DATA TO USE
■ ■ ■ ■ ■

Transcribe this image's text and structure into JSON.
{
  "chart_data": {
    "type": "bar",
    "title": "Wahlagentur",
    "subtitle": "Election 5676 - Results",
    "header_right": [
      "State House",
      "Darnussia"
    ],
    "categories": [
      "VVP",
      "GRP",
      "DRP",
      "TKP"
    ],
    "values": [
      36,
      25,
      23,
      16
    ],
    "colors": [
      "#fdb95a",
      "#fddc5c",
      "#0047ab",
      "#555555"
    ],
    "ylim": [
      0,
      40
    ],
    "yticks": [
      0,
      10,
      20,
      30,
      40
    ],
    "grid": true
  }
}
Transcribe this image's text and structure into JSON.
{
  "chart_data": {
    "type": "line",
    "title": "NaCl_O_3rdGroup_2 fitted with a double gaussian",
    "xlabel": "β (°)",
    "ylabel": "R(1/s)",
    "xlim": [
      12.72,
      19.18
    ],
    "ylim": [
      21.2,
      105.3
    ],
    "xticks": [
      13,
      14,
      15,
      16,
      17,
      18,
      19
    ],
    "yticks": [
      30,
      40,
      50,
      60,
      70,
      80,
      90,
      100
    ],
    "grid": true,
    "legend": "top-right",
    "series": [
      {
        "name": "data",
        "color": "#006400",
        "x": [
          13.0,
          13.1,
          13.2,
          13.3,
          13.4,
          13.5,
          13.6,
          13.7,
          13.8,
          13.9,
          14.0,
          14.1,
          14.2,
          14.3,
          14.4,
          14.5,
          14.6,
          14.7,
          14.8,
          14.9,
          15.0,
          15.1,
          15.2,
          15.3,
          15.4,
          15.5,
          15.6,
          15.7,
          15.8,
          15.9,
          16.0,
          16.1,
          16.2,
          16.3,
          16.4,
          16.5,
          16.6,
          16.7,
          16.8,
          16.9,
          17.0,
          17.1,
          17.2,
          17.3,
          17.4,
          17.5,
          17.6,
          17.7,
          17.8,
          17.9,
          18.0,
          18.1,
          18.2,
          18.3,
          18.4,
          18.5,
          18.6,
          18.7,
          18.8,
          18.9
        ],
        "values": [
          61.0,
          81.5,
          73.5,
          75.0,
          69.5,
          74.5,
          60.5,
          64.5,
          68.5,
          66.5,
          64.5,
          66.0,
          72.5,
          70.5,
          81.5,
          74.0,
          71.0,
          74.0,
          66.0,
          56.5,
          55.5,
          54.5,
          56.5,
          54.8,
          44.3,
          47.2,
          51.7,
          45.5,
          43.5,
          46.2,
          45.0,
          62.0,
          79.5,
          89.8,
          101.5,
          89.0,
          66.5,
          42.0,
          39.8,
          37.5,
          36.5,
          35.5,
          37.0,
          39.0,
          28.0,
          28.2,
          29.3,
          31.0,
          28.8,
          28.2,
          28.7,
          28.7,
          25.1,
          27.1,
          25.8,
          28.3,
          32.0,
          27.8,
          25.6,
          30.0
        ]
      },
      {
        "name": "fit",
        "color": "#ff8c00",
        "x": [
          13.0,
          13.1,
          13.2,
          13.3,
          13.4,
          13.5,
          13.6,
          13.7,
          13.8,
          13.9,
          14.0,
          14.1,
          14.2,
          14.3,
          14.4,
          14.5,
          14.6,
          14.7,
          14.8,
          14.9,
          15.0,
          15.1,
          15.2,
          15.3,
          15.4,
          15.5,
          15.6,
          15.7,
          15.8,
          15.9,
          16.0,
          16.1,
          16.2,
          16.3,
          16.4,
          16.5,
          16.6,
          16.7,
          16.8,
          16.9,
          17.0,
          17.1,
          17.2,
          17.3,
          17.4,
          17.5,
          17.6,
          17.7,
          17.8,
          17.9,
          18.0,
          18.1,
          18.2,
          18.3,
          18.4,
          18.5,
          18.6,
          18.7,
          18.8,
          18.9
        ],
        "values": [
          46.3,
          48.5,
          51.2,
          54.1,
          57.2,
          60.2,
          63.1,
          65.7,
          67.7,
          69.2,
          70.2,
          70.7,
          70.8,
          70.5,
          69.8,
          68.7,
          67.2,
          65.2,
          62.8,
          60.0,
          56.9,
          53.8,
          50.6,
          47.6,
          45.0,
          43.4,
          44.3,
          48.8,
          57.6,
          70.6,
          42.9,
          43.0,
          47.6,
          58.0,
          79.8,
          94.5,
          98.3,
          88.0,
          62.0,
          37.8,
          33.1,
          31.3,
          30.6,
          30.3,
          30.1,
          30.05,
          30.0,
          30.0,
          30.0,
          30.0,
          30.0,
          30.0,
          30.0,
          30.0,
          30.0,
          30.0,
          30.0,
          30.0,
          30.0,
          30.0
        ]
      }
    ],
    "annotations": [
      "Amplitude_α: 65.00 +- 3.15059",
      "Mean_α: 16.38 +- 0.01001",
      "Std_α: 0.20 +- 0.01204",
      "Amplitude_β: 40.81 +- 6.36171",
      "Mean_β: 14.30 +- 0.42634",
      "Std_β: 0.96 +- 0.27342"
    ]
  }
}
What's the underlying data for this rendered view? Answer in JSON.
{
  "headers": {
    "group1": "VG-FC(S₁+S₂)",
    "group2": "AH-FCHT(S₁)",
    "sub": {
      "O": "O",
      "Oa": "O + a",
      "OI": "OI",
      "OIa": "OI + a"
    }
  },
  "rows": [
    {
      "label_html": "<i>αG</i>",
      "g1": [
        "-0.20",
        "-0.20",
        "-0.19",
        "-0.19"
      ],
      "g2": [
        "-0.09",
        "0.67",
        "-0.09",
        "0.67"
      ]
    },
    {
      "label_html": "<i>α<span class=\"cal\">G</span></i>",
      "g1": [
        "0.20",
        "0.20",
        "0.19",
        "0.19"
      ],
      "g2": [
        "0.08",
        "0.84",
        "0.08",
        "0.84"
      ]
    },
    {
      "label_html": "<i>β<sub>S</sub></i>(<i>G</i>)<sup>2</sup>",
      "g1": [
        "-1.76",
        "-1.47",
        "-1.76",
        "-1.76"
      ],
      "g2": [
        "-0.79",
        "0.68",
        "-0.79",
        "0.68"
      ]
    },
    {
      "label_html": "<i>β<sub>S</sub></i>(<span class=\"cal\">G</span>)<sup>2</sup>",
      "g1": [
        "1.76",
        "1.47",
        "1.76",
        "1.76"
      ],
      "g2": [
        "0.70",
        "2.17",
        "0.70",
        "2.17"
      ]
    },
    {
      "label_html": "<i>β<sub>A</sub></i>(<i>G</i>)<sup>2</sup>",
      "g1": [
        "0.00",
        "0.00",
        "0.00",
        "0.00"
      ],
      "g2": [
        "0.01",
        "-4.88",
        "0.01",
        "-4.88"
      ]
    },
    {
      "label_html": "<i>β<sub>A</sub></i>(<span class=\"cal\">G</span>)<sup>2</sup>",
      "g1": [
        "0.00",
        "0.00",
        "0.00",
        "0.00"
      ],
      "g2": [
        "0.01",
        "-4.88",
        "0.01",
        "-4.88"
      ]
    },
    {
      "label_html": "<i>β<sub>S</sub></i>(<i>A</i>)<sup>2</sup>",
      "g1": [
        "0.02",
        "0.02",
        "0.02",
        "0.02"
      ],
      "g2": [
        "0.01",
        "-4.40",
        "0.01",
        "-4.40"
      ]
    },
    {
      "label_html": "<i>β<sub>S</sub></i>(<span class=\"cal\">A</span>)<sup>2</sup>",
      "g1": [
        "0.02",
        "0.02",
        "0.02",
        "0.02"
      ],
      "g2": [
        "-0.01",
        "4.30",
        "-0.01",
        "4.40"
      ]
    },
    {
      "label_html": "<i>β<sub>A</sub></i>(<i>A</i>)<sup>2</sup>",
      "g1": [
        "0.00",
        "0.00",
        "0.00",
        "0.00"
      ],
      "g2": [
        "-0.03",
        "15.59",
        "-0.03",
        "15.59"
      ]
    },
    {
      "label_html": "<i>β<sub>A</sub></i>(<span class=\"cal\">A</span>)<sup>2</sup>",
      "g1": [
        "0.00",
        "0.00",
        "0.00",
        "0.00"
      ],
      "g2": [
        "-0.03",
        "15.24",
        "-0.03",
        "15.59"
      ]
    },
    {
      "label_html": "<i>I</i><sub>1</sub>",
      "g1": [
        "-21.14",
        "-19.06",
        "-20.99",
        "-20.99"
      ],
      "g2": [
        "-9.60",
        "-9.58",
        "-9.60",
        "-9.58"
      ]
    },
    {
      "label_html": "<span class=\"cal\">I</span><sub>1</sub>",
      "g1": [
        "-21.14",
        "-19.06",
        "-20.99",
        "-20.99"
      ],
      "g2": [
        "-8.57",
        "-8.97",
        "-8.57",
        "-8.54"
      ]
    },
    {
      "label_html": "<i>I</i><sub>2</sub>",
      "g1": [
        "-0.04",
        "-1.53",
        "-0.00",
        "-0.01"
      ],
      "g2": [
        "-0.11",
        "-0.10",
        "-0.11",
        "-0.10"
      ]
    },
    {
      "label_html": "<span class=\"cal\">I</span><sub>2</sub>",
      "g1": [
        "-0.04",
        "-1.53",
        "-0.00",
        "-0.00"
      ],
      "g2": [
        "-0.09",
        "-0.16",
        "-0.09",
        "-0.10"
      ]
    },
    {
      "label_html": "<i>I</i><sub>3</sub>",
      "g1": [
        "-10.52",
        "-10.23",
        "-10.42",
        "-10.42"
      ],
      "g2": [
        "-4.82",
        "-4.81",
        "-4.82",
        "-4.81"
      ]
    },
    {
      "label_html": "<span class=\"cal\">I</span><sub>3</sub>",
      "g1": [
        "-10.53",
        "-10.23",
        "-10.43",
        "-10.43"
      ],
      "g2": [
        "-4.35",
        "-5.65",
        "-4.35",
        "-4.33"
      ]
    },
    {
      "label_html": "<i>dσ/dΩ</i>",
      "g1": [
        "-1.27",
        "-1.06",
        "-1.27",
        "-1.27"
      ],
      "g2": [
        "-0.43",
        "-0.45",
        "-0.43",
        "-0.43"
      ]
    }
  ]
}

■ ■ ■ ■ ■

PROBLEM DESCRIPTION
Copy each line containing the word "span" from the data.

CORRECT ANSWER
      "label_html": "<i>α<span class=\"cal\">G</span></i>",
      "label_html": "<i>β<sub>S</sub></i>(<span class=\"cal\">G</span>)<sup>2</sup>",
      "label_html": "<i>β<sub>A</sub></i>(<span class=\"cal\">G</span>)<sup>2</sup>",
      "label_html": "<i>β<sub>S</sub></i>(<span class=\"cal\">A</span>)<sup>2</sup>",
      "label_html": "<i>β<sub>A</sub></i>(<span class=\"cal\">A</span>)<sup>2</sup>",
      "label_html": "<span class=\"cal\">I</span><sub>1</sub>",
      "label_html": "<span class=\"cal\">I</span><sub>2</sub>",
      "label_html": "<span class=\"cal\">I</span><sub>3</sub>",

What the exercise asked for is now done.